**Task instructions**
Reproduce all entries word for word.

**Dataset**
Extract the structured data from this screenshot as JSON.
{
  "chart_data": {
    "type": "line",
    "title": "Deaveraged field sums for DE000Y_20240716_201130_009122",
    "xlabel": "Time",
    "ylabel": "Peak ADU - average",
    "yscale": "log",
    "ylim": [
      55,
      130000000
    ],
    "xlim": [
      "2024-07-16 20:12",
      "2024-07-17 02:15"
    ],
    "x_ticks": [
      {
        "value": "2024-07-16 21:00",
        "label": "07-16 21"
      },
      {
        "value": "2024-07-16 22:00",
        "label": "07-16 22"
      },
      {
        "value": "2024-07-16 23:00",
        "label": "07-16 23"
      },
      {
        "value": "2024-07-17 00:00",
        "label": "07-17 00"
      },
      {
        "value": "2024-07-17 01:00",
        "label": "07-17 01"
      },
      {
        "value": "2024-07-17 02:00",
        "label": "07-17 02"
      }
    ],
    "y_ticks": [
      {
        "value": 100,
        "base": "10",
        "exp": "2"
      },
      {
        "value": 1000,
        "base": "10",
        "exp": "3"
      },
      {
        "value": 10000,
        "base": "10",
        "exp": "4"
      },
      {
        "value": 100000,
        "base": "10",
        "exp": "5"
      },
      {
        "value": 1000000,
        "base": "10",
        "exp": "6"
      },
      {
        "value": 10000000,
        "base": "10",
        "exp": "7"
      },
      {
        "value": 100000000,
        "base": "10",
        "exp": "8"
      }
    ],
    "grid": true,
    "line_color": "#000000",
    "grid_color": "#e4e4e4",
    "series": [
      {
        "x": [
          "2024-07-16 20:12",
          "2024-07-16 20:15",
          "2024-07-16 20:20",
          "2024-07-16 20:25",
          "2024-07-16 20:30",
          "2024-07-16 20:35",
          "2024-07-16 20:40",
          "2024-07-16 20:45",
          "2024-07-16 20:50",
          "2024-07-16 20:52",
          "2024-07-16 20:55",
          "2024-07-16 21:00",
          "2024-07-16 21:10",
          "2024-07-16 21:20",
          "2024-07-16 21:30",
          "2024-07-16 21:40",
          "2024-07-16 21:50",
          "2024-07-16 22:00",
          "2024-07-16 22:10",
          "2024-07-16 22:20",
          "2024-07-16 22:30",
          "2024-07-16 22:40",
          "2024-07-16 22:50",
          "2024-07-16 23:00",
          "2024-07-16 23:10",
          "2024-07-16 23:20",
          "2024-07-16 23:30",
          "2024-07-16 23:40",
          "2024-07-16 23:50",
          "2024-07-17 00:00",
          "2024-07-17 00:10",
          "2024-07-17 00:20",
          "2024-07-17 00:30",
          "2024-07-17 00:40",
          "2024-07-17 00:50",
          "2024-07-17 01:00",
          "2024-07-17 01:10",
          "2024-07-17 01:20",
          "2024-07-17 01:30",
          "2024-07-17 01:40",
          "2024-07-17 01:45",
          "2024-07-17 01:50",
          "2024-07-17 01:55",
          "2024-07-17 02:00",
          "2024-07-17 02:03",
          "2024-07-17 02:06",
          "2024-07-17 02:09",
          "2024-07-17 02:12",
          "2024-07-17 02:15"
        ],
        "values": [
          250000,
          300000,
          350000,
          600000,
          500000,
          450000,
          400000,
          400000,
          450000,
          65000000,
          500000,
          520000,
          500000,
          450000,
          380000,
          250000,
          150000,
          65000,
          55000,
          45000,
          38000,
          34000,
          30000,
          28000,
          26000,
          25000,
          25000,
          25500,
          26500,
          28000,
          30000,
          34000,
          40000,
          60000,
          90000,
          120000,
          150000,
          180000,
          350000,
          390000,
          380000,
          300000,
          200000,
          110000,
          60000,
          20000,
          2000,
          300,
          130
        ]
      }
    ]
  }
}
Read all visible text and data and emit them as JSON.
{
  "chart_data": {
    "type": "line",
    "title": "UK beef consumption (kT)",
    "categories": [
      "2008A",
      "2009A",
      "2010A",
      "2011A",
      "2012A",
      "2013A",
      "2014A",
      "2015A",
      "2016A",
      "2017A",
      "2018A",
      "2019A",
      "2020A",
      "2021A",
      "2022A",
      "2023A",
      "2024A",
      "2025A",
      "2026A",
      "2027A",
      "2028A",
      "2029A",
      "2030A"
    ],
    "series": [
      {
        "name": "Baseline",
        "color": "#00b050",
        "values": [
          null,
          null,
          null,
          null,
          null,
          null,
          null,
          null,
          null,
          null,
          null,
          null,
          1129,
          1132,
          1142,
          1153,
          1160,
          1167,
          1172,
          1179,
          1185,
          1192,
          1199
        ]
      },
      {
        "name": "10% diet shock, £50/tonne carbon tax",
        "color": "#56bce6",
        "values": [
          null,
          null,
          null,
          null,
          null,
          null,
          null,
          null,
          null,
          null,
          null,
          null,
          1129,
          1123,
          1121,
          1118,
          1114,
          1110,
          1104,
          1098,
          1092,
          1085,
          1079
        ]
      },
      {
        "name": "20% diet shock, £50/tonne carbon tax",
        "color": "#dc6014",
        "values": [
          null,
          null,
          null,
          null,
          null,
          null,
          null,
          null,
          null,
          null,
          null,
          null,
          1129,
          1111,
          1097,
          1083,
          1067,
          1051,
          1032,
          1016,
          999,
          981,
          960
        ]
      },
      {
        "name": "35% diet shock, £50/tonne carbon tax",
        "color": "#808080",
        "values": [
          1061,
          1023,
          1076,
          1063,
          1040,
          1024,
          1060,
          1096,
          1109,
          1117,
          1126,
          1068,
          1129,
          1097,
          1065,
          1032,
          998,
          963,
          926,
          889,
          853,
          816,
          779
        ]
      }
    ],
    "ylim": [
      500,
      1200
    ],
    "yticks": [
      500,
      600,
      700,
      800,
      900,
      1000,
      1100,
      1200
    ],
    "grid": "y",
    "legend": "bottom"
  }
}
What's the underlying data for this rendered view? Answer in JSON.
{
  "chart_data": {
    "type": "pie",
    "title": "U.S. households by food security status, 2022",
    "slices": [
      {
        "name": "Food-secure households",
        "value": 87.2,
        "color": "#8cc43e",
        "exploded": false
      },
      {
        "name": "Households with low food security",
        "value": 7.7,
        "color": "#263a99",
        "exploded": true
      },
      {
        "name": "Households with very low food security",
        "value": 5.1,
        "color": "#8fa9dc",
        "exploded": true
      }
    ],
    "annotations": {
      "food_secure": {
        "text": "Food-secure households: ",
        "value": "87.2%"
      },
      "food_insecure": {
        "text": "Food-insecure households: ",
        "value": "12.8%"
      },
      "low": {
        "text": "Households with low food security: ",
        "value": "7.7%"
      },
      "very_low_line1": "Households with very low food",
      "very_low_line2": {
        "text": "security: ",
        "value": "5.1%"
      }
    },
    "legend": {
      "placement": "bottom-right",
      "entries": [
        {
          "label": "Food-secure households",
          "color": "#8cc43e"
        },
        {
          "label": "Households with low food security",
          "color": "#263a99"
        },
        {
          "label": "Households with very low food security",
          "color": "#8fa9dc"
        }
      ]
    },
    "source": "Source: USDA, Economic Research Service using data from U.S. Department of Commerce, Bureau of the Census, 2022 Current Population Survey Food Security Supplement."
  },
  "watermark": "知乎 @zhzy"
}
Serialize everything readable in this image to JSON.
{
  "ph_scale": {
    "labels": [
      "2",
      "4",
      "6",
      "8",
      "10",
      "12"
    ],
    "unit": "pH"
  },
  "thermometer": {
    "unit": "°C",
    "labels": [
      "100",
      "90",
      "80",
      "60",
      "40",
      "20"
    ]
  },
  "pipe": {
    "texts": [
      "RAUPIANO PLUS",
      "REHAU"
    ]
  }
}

**The response**
Extract the structured data from this screenshot as JSON.
{
  "chart_data": {
    "type": "line",
    "title": "Deaveraged field sums for DE000Y_20240716_201130_009122",
    "xlabel": "Time",
    "ylabel": "Peak ADU - average",
    "yscale": "log",
    "ylim": [
      55,
      130000000
    ],
    "xlim": [
      "2024-07-16 20:12",
      "2024-07-17 02:15"
    ],
    "x_ticks": [
      {
        "value": "2024-07-16 21:00",
        "label": "07-16 21"
      },
      {
        "value": "2024-07-16 22:00",
        "label": "07-16 22"
      },
      {
        "value": "2024-07-16 23:00",
        "label": "07-16 23"
      },
      {
        "value": "2024-07-17 00:00",
        "label": "07-17 00"
      },
      {
        "value": "2024-07-17 01:00",
        "label": "07-17 01"
      },
      {
        "value": "2024-07-17 02:00",
        "label": "07-17 02"
      }
    ],
    "y_ticks": [
      {
        "value": 100,
        "base": "10",
        "exp": "2"
      },
      {
        "value": 1000,
        "base": "10",
        "exp": "3"
      },
      {
        "value": 10000,
        "base": "10",
        "exp": "4"
      },
      {
        "value": 100000,
        "base": "10",
        "exp": "5"
      },
      {
        "value": 1000000,
        "base": "10",
        "exp": "6"
      },
      {
        "value": 10000000,
        "base": "10",
        "exp": "7"
      },
      {
        "value": 100000000,
        "base": "10",
        "exp": "8"
      }
    ],
    "grid": true,
    "line_color": "#000000",
    "grid_color": "#e4e4e4",
    "series": [
      {
        "x": [
          "2024-07-16 20:12",
          "2024-07-16 20:15",
          "2024-07-16 20:20",
          "2024-07-16 20:25",
          "2024-07-16 20:30",
          "2024-07-16 20:35",
          "2024-07-16 20:40",
          "2024-07-16 20:45",
          "2024-07-16 20:50",
          "2024-07-16 20:52",
          "2024-07-16 20:55",
          "2024-07-16 21:00",
          "2024-07-16 21:10",
          "2024-07-16 21:20",
          "2024-07-16 21:30",
          "2024-07-16 21:40",
          "2024-07-16 21:50",
          "2024-07-16 22:00",
          "2024-07-16 22:10",
          "2024-07-16 22:20",
          "2024-07-16 22:30",
          "2024-07-16 22:40",
          "2024-07-16 22:50",
          "2024-07-16 23:00",
          "2024-07-16 23:10",
          "2024-07-16 23:20",
          "2024-07-16 23:30",
          "2024-07-16 23:40",
          "2024-07-16 23:50",
          "2024-07-17 00:00",
          "2024-07-17 00:10",
          "2024-07-17 00:20",
          "2024-07-17 00:30",
          "2024-07-17 00:40",
          "2024-07-17 00:50",
          "2024-07-17 01:00",
          "2024-07-17 01:10",
          "2024-07-17 01:20",
          "2024-07-17 01:30",
          "2024-07-17 01:40",
          "2024-07-17 01:45",
          "2024-07-17 01:50",
          "2024-07-17 01:55",
          "2024-07-17 02:00",
          "2024-07-17 02:03",
          "2024-07-17 02:06",
          "2024-07-17 02:09",
          "2024-07-17 02:12",
          "2024-07-17 02:15"
        ],
        "values": [
          250000,
          300000,
          350000,
          600000,
          500000,
          450000,
          400000,
          400000,
          450000,
          65000000,
          500000,
          520000,
          500000,
          450000,
          380000,
          250000,
          150000,
          65000,
          55000,
          45000,
          38000,
          34000,
          30000,
          28000,
          26000,
          25000,
          25000,
          25500,
          26500,
          28000,
          30000,
          34000,
          40000,
          60000,
          90000,
          120000,
          150000,
          180000,
          350000,
          390000,
          380000,
          300000,
          200000,
          110000,
          60000,
          20000,
          2000,
          300,
          130
        ]
      }
    ]
  }
}
Read all visible text and data and emit them as JSON.
{
  "chart_data": {
    "type": "line",
    "title": "UK beef consumption (kT)",
    "categories": [
      "2008A",
      "2009A",
      "2010A",
      "2011A",
      "2012A",
      "2013A",
      "2014A",
      "2015A",
      "2016A",
      "2017A",
      "2018A",
      "2019A",
      "2020A",
      "2021A",
      "2022A",
      "2023A",
      "2024A",
      "2025A",
      "2026A",
      "2027A",
      "2028A",
      "2029A",
      "2030A"
    ],
    "series": [
      {
        "name": "Baseline",
        "color": "#00b050",
        "values": [
          null,
          null,
          null,
          null,
          null,
          null,
          null,
          null,
          null,
          null,
          null,
          null,
          1129,
          1132,
          1142,
          1153,
          1160,
          1167,
          1172,
          1179,
          1185,
          1192,
          1199
        ]
      },
      {
        "name": "10% diet shock, £50/tonne carbon tax",
        "color": "#56bce6",
        "values": [
          null,
          null,
          null,
          null,
          null,
          null,
          null,
          null,
          null,
          null,
          null,
          null,
          1129,
          1123,
          1121,
          1118,
          1114,
          1110,
          1104,
          1098,
          1092,
          1085,
          1079
        ]
      },
      {
        "name": "20% diet shock, £50/tonne carbon tax",
        "color": "#dc6014",
        "values": [
          null,
          null,
          null,
          null,
          null,
          null,
          null,
          null,
          null,
          null,
          null,
          null,
          1129,
          1111,
          1097,
          1083,
          1067,
          1051,
          1032,
          1016,
          999,
          981,
          960
        ]
      },
      {
        "name": "35% diet shock, £50/tonne carbon tax",
        "color": "#808080",
        "values": [
          1061,
          1023,
          1076,
          1063,
          1040,
          1024,
          1060,
          1096,
          1109,
          1117,
          1126,
          1068,
          1129,
          1097,
          1065,
          1032,
          998,
          963,
          926,
          889,
          853,
          816,
          779
        ]
      }
    ],
    "ylim": [
      500,
      1200
    ],
    "yticks": [
      500,
      600,
      700,
      800,
      900,
      1000,
      1100,
      1200
    ],
    "grid": "y",
    "legend": "bottom"
  }
}
What's the underlying data for this rendered view? Answer in JSON.
{
  "chart_data": {
    "type": "pie",
    "title": "U.S. households by food security status, 2022",
    "slices": [
      {
        "name": "Food-secure households",
        "value": 87.2,
        "color": "#8cc43e",
        "exploded": false
      },
      {
        "name": "Households with low food security",
        "value": 7.7,
        "color": "#263a99",
        "exploded": true
      },
      {
        "name": "Households with very low food security",
        "value": 5.1,
        "color": "#8fa9dc",
        "exploded": true
      }
    ],
    "annotations": {
      "food_secure": {
        "text": "Food-secure households: ",
        "value": "87.2%"
      },
      "food_insecure": {
        "text": "Food-insecure households: ",
        "value": "12.8%"
      },
      "low": {
        "text": "Households with low food security: ",
        "value": "7.7%"
      },
      "very_low_line1": "Households with very low food",
      "very_low_line2": {
        "text": "security: ",
        "value": "5.1%"
      }
    },
    "legend": {
      "placement": "bottom-right",
      "entries": [
        {
          "label": "Food-secure households",
          "color": "#8cc43e"
        },
        {
          "label": "Households with low food security",
          "color": "#263a99"
        },
        {
          "label": "Households with very low food security",
          "color": "#8fa9dc"
        }
      ]
    },
    "source": "Source: USDA, Economic Research Service using data from U.S. Department of Commerce, Bureau of the Census, 2022 Current Population Survey Food Security Supplement."
  },
  "watermark": "知乎 @zhzy"
}
Serialize everything readable in this image to JSON.
{
  "ph_scale": {
    "labels": [
      "2",
      "4",
      "6",
      "8",
      "10",
      "12"
    ],
    "unit": "pH"
  },
  "thermometer": {
    "unit": "°C",
    "labels": [
      "100",
      "90",
      "80",
      "60",
      "40",
      "20"
    ]
  },
  "pipe": {
    "texts": [
      "RAUPIANO PLUS",
      "REHAU"
    ]
  }
}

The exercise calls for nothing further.